* _Do this_
Retype each line of the material exactly, please, skipping any picture in it.

* _Excerpted records_
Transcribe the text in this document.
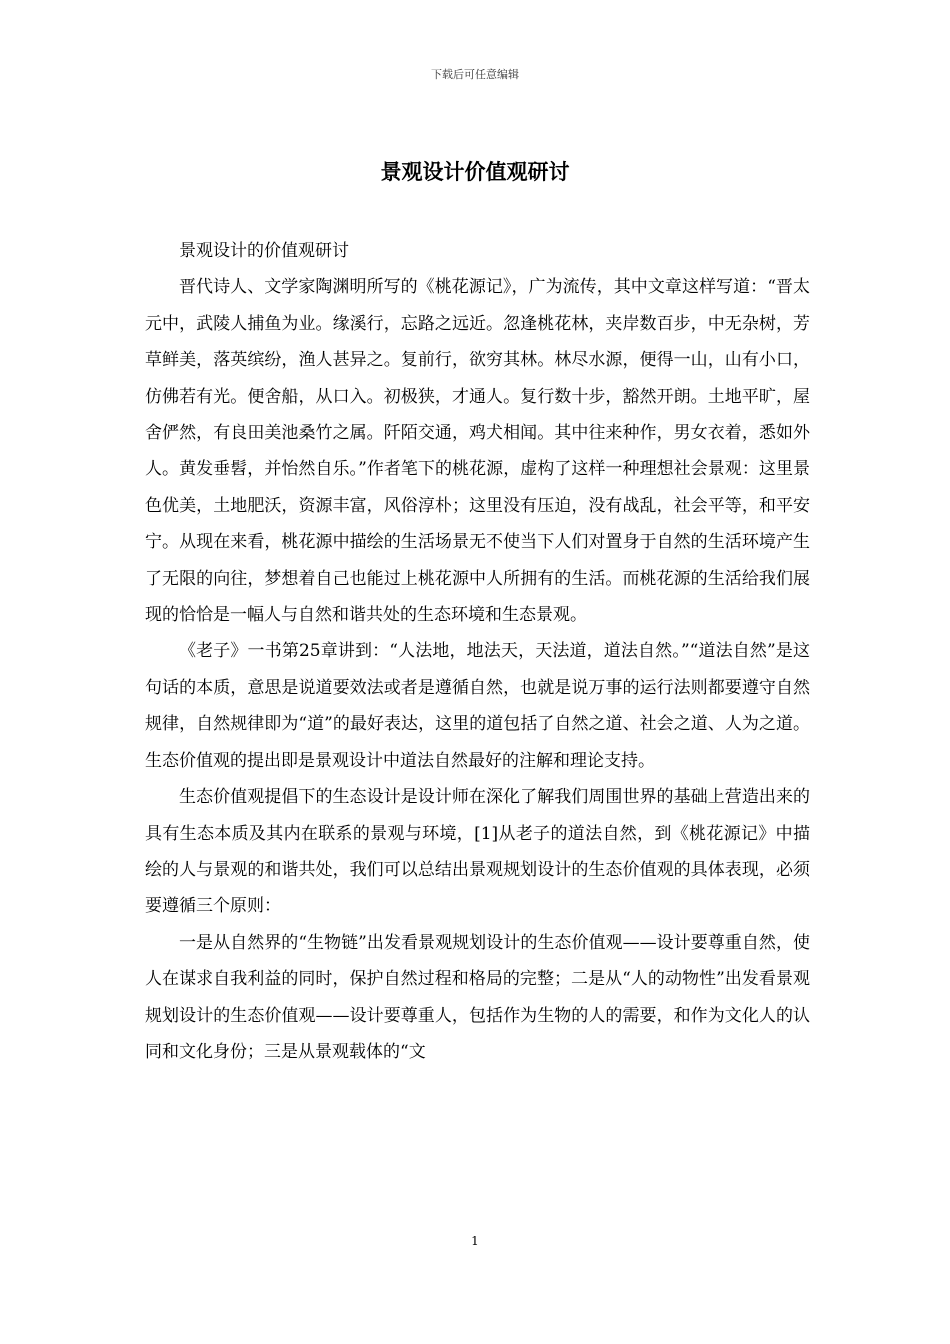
下载后可任意编辑
景观设计价值观研讨

景观设计的价值观研讨

晋代诗人、文学家陶渊明所写的《桃花源记》，广为流传，其中文章这样写道：“晋太元中，武陵人捕鱼为业。缘溪行，忘路之远近。忽逢桃花林，夹岸数百步，中无杂树，芳草鲜美，落英缤纷，渔人甚异之。复前行，欲穷其林。林尽水源，便得一山，山有小口，仿佛若有光。便舍船，从口入。初极狭，才通人。复行数十步，豁然开朗。土地平旷，屋舍俨然，有良田美池桑竹之属。阡陌交通，鸡犬相闻。其中往来种作，男女衣着，悉如外人。黄发垂髫，并怡然自乐。”作者笔下的桃花源，虚构了这样一种理想社会景观：这里景色优美，土地肥沃，资源丰富，风俗淳朴；这里没有压迫，没有战乱，社会平等，和平安宁。从现在来看，桃花源中描绘的生活场景无不使当下人们对置身于自然的生活环境产生了无限的向往，梦想着自己也能过上桃花源中人所拥有的生活。而桃花源的生活给我们展现的恰恰是一幅人与自然和谐共处的生态环境和生态景观。

《老子》一书第25章讲到：“人法地，地法天，天法道，道法自然。”“道法自然”是这句话的本质，意思是说道要效法或者是遵循自然，也就是说万事的运行法则都要遵守自然规律，自然规律即为“道”的最好表达，这里的道包括了自然之道、社会之道、人为之道。生态价值观的提出即是景观设计中道法自然最好的注解和理论支持。

生态价值观提倡下的生态设计是设计师在深化了解我们周围世界的基础上营造出来的具有生态本质及其内在联系的景观与环境，[1]从老子的道法自然，到《桃花源记》中描绘的人与景观的和谐共处，我们可以总结出景观规划设计的生态价值观的具体表现，必须要遵循三个原则：

一是从自然界的“生物链”出发看景观规划设计的生态价值观——设计要尊重自然，使人在谋求自我利益的同时，保护自然过程和格局的完整；二是从“人的动物性”出发看景观规划设计的生态价值观——设计要尊重人，包括作为生物的人的需要，和作为文化人的认同和文化身份；三是从景观载体的“文

1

* _Response_
Transcribe the text in this document.
下载后可任意编辑
景观设计价值观研讨

景观设计的价值观研讨

晋代诗人、文学家陶渊明所写的《桃花源记》，广为流传，其中文章这样写道：“晋太元中，武陵人捕鱼为业。缘溪行，忘路之远近。忽逢桃花林，夹岸数百步，中无杂树，芳草鲜美，落英缤纷，渔人甚异之。复前行，欲穷其林。林尽水源，便得一山，山有小口，仿佛若有光。便舍船，从口入。初极狭，才通人。复行数十步，豁然开朗。土地平旷，屋舍俨然，有良田美池桑竹之属。阡陌交通，鸡犬相闻。其中往来种作，男女衣着，悉如外人。黄发垂髫，并怡然自乐。”作者笔下的桃花源，虚构了这样一种理想社会景观：这里景色优美，土地肥沃，资源丰富，风俗淳朴；这里没有压迫，没有战乱，社会平等，和平安宁。从现在来看，桃花源中描绘的生活场景无不使当下人们对置身于自然的生活环境产生了无限的向往，梦想着自己也能过上桃花源中人所拥有的生活。而桃花源的生活给我们展现的恰恰是一幅人与自然和谐共处的生态环境和生态景观。

《老子》一书第25章讲到：“人法地，地法天，天法道，道法自然。”“道法自然”是这句话的本质，意思是说道要效法或者是遵循自然，也就是说万事的运行法则都要遵守自然规律，自然规律即为“道”的最好表达，这里的道包括了自然之道、社会之道、人为之道。生态价值观的提出即是景观设计中道法自然最好的注解和理论支持。

生态价值观提倡下的生态设计是设计师在深化了解我们周围世界的基础上营造出来的具有生态本质及其内在联系的景观与环境，[1]从老子的道法自然，到《桃花源记》中描绘的人与景观的和谐共处，我们可以总结出景观规划设计的生态价值观的具体表现，必须要遵循三个原则：

一是从自然界的“生物链”出发看景观规划设计的生态价值观——设计要尊重自然，使人在谋求自我利益的同时，保护自然过程和格局的完整；二是从“人的动物性”出发看景观规划设计的生态价值观——设计要尊重人，包括作为生物的人的需要，和作为文化人的认同和文化身份；三是从景观载体的“文

1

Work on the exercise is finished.